Problem description: Do not include the pictures; repeat the rest of the data exactly.

-- start Dataset --

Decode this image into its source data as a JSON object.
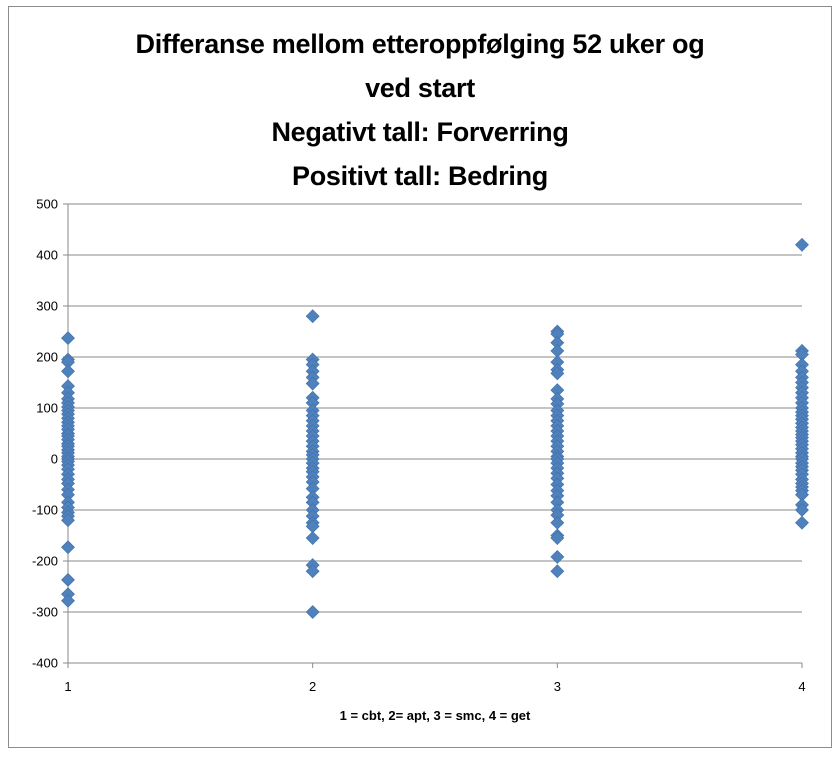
{
  "chart_data": {
    "type": "scatter",
    "title": [
      "Differanse mellom etteroppfølging 52 uker og",
      "ved start",
      "Negativt tall: Forverring",
      "Positivt tall: Bedring"
    ],
    "xlabel": "1 = cbt, 2= apt, 3 = smc, 4 = get",
    "ylabel": "",
    "xlim": [
      1,
      4
    ],
    "ylim": [
      -400,
      500
    ],
    "x_ticks": [
      "1",
      "2",
      "3",
      "4"
    ],
    "y_ticks": [
      "500",
      "400",
      "300",
      "200",
      "100",
      "0",
      "-100",
      "-200",
      "-300",
      "-400"
    ],
    "grid": "horizontal",
    "legend": "none",
    "marker_color": "#4F81BD",
    "marker_shape": "diamond",
    "series": [
      {
        "points": [
          [
            1,
            237
          ],
          [
            1,
            195
          ],
          [
            1,
            190
          ],
          [
            1,
            172
          ],
          [
            1,
            143
          ],
          [
            1,
            130
          ],
          [
            1,
            118
          ],
          [
            1,
            110
          ],
          [
            1,
            102
          ],
          [
            1,
            95
          ],
          [
            1,
            88
          ],
          [
            1,
            80
          ],
          [
            1,
            72
          ],
          [
            1,
            65
          ],
          [
            1,
            58
          ],
          [
            1,
            50
          ],
          [
            1,
            45
          ],
          [
            1,
            38
          ],
          [
            1,
            30
          ],
          [
            1,
            25
          ],
          [
            1,
            18
          ],
          [
            1,
            12
          ],
          [
            1,
            5
          ],
          [
            1,
            0
          ],
          [
            1,
            -5
          ],
          [
            1,
            -12
          ],
          [
            1,
            -20
          ],
          [
            1,
            -30
          ],
          [
            1,
            -40
          ],
          [
            1,
            -48
          ],
          [
            1,
            -60
          ],
          [
            1,
            -70
          ],
          [
            1,
            -85
          ],
          [
            1,
            -95
          ],
          [
            1,
            -105
          ],
          [
            1,
            -112
          ],
          [
            1,
            -120
          ],
          [
            1,
            -173
          ],
          [
            1,
            -237
          ],
          [
            1,
            -265
          ],
          [
            1,
            -278
          ],
          [
            2,
            280
          ],
          [
            2,
            195
          ],
          [
            2,
            185
          ],
          [
            2,
            172
          ],
          [
            2,
            160
          ],
          [
            2,
            148
          ],
          [
            2,
            120
          ],
          [
            2,
            110
          ],
          [
            2,
            95
          ],
          [
            2,
            85
          ],
          [
            2,
            75
          ],
          [
            2,
            65
          ],
          [
            2,
            55
          ],
          [
            2,
            45
          ],
          [
            2,
            35
          ],
          [
            2,
            25
          ],
          [
            2,
            15
          ],
          [
            2,
            8
          ],
          [
            2,
            0
          ],
          [
            2,
            -8
          ],
          [
            2,
            -18
          ],
          [
            2,
            -25
          ],
          [
            2,
            -35
          ],
          [
            2,
            -45
          ],
          [
            2,
            -58
          ],
          [
            2,
            -75
          ],
          [
            2,
            -85
          ],
          [
            2,
            -100
          ],
          [
            2,
            -112
          ],
          [
            2,
            -125
          ],
          [
            2,
            -132
          ],
          [
            2,
            -155
          ],
          [
            2,
            -208
          ],
          [
            2,
            -220
          ],
          [
            2,
            -300
          ],
          [
            3,
            250
          ],
          [
            3,
            245
          ],
          [
            3,
            228
          ],
          [
            3,
            212
          ],
          [
            3,
            190
          ],
          [
            3,
            175
          ],
          [
            3,
            168
          ],
          [
            3,
            135
          ],
          [
            3,
            118
          ],
          [
            3,
            108
          ],
          [
            3,
            95
          ],
          [
            3,
            85
          ],
          [
            3,
            75
          ],
          [
            3,
            65
          ],
          [
            3,
            55
          ],
          [
            3,
            45
          ],
          [
            3,
            35
          ],
          [
            3,
            25
          ],
          [
            3,
            15
          ],
          [
            3,
            5
          ],
          [
            3,
            0
          ],
          [
            3,
            -8
          ],
          [
            3,
            -18
          ],
          [
            3,
            -28
          ],
          [
            3,
            -38
          ],
          [
            3,
            -50
          ],
          [
            3,
            -62
          ],
          [
            3,
            -72
          ],
          [
            3,
            -85
          ],
          [
            3,
            -100
          ],
          [
            3,
            -110
          ],
          [
            3,
            -125
          ],
          [
            3,
            -150
          ],
          [
            3,
            -155
          ],
          [
            3,
            -192
          ],
          [
            3,
            -220
          ],
          [
            4,
            420
          ],
          [
            4,
            212
          ],
          [
            4,
            205
          ],
          [
            4,
            185
          ],
          [
            4,
            172
          ],
          [
            4,
            160
          ],
          [
            4,
            150
          ],
          [
            4,
            140
          ],
          [
            4,
            130
          ],
          [
            4,
            120
          ],
          [
            4,
            110
          ],
          [
            4,
            100
          ],
          [
            4,
            92
          ],
          [
            4,
            85
          ],
          [
            4,
            78
          ],
          [
            4,
            70
          ],
          [
            4,
            62
          ],
          [
            4,
            55
          ],
          [
            4,
            48
          ],
          [
            4,
            42
          ],
          [
            4,
            35
          ],
          [
            4,
            28
          ],
          [
            4,
            20
          ],
          [
            4,
            12
          ],
          [
            4,
            5
          ],
          [
            4,
            0
          ],
          [
            4,
            -8
          ],
          [
            4,
            -15
          ],
          [
            4,
            -22
          ],
          [
            4,
            -30
          ],
          [
            4,
            -40
          ],
          [
            4,
            -48
          ],
          [
            4,
            -55
          ],
          [
            4,
            -62
          ],
          [
            4,
            -70
          ],
          [
            4,
            -90
          ],
          [
            4,
            -100
          ],
          [
            4,
            -125
          ]
        ]
      }
    ]
  }
}
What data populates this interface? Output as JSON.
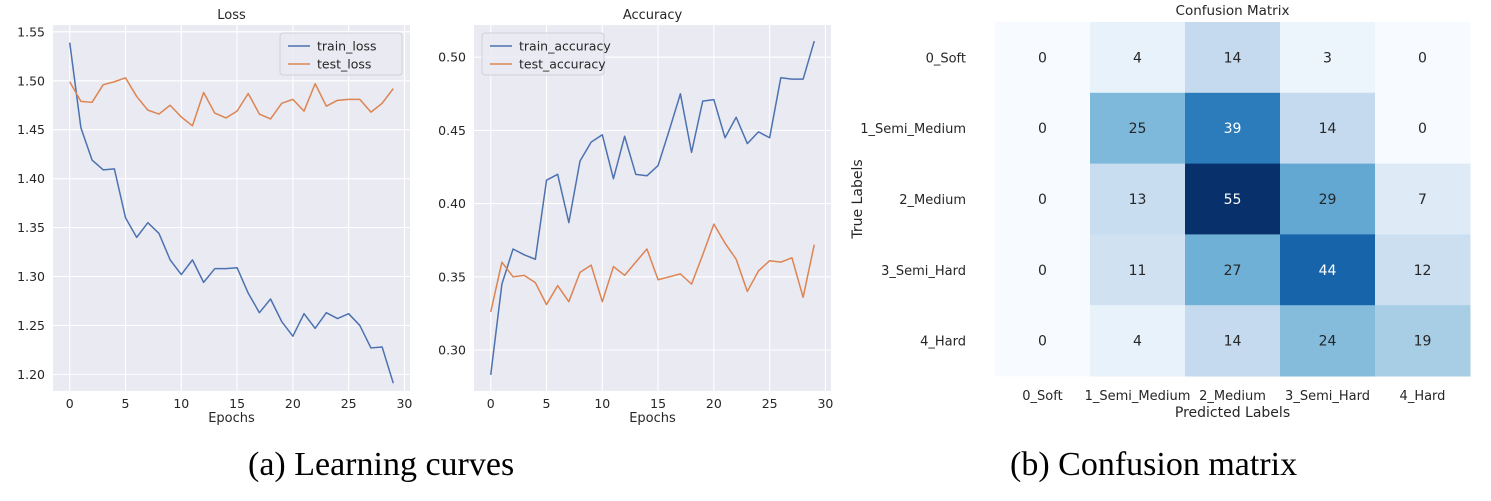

-- end Dataset --

Response to this exercise:
Decode this image into its source data as a JSON object.
{
  "chart_data": {
    "type": "scatter",
    "title": [
      "Differanse mellom etteroppfølging 52 uker og",
      "ved start",
      "Negativt tall: Forverring",
      "Positivt tall: Bedring"
    ],
    "xlabel": "1 = cbt, 2= apt, 3 = smc, 4 = get",
    "ylabel": "",
    "xlim": [
      1,
      4
    ],
    "ylim": [
      -400,
      500
    ],
    "x_ticks": [
      "1",
      "2",
      "3",
      "4"
    ],
    "y_ticks": [
      "500",
      "400",
      "300",
      "200",
      "100",
      "0",
      "-100",
      "-200",
      "-300",
      "-400"
    ],
    "grid": "horizontal",
    "legend": "none",
    "marker_color": "#4F81BD",
    "marker_shape": "diamond",
    "series": [
      {
        "points": [
          [
            1,
            237
          ],
          [
            1,
            195
          ],
          [
            1,
            190
          ],
          [
            1,
            172
          ],
          [
            1,
            143
          ],
          [
            1,
            130
          ],
          [
            1,
            118
          ],
          [
            1,
            110
          ],
          [
            1,
            102
          ],
          [
            1,
            95
          ],
          [
            1,
            88
          ],
          [
            1,
            80
          ],
          [
            1,
            72
          ],
          [
            1,
            65
          ],
          [
            1,
            58
          ],
          [
            1,
            50
          ],
          [
            1,
            45
          ],
          [
            1,
            38
          ],
          [
            1,
            30
          ],
          [
            1,
            25
          ],
          [
            1,
            18
          ],
          [
            1,
            12
          ],
          [
            1,
            5
          ],
          [
            1,
            0
          ],
          [
            1,
            -5
          ],
          [
            1,
            -12
          ],
          [
            1,
            -20
          ],
          [
            1,
            -30
          ],
          [
            1,
            -40
          ],
          [
            1,
            -48
          ],
          [
            1,
            -60
          ],
          [
            1,
            -70
          ],
          [
            1,
            -85
          ],
          [
            1,
            -95
          ],
          [
            1,
            -105
          ],
          [
            1,
            -112
          ],
          [
            1,
            -120
          ],
          [
            1,
            -173
          ],
          [
            1,
            -237
          ],
          [
            1,
            -265
          ],
          [
            1,
            -278
          ],
          [
            2,
            280
          ],
          [
            2,
            195
          ],
          [
            2,
            185
          ],
          [
            2,
            172
          ],
          [
            2,
            160
          ],
          [
            2,
            148
          ],
          [
            2,
            120
          ],
          [
            2,
            110
          ],
          [
            2,
            95
          ],
          [
            2,
            85
          ],
          [
            2,
            75
          ],
          [
            2,
            65
          ],
          [
            2,
            55
          ],
          [
            2,
            45
          ],
          [
            2,
            35
          ],
          [
            2,
            25
          ],
          [
            2,
            15
          ],
          [
            2,
            8
          ],
          [
            2,
            0
          ],
          [
            2,
            -8
          ],
          [
            2,
            -18
          ],
          [
            2,
            -25
          ],
          [
            2,
            -35
          ],
          [
            2,
            -45
          ],
          [
            2,
            -58
          ],
          [
            2,
            -75
          ],
          [
            2,
            -85
          ],
          [
            2,
            -100
          ],
          [
            2,
            -112
          ],
          [
            2,
            -125
          ],
          [
            2,
            -132
          ],
          [
            2,
            -155
          ],
          [
            2,
            -208
          ],
          [
            2,
            -220
          ],
          [
            2,
            -300
          ],
          [
            3,
            250
          ],
          [
            3,
            245
          ],
          [
            3,
            228
          ],
          [
            3,
            212
          ],
          [
            3,
            190
          ],
          [
            3,
            175
          ],
          [
            3,
            168
          ],
          [
            3,
            135
          ],
          [
            3,
            118
          ],
          [
            3,
            108
          ],
          [
            3,
            95
          ],
          [
            3,
            85
          ],
          [
            3,
            75
          ],
          [
            3,
            65
          ],
          [
            3,
            55
          ],
          [
            3,
            45
          ],
          [
            3,
            35
          ],
          [
            3,
            25
          ],
          [
            3,
            15
          ],
          [
            3,
            5
          ],
          [
            3,
            0
          ],
          [
            3,
            -8
          ],
          [
            3,
            -18
          ],
          [
            3,
            -28
          ],
          [
            3,
            -38
          ],
          [
            3,
            -50
          ],
          [
            3,
            -62
          ],
          [
            3,
            -72
          ],
          [
            3,
            -85
          ],
          [
            3,
            -100
          ],
          [
            3,
            -110
          ],
          [
            3,
            -125
          ],
          [
            3,
            -150
          ],
          [
            3,
            -155
          ],
          [
            3,
            -192
          ],
          [
            3,
            -220
          ],
          [
            4,
            420
          ],
          [
            4,
            212
          ],
          [
            4,
            205
          ],
          [
            4,
            185
          ],
          [
            4,
            172
          ],
          [
            4,
            160
          ],
          [
            4,
            150
          ],
          [
            4,
            140
          ],
          [
            4,
            130
          ],
          [
            4,
            120
          ],
          [
            4,
            110
          ],
          [
            4,
            100
          ],
          [
            4,
            92
          ],
          [
            4,
            85
          ],
          [
            4,
            78
          ],
          [
            4,
            70
          ],
          [
            4,
            62
          ],
          [
            4,
            55
          ],
          [
            4,
            48
          ],
          [
            4,
            42
          ],
          [
            4,
            35
          ],
          [
            4,
            28
          ],
          [
            4,
            20
          ],
          [
            4,
            12
          ],
          [
            4,
            5
          ],
          [
            4,
            0
          ],
          [
            4,
            -8
          ],
          [
            4,
            -15
          ],
          [
            4,
            -22
          ],
          [
            4,
            -30
          ],
          [
            4,
            -40
          ],
          [
            4,
            -48
          ],
          [
            4,
            -55
          ],
          [
            4,
            -62
          ],
          [
            4,
            -70
          ],
          [
            4,
            -90
          ],
          [
            4,
            -100
          ],
          [
            4,
            -125
          ]
        ]
      }
    ]
  }
}
What data populates this interface? Output as JSON.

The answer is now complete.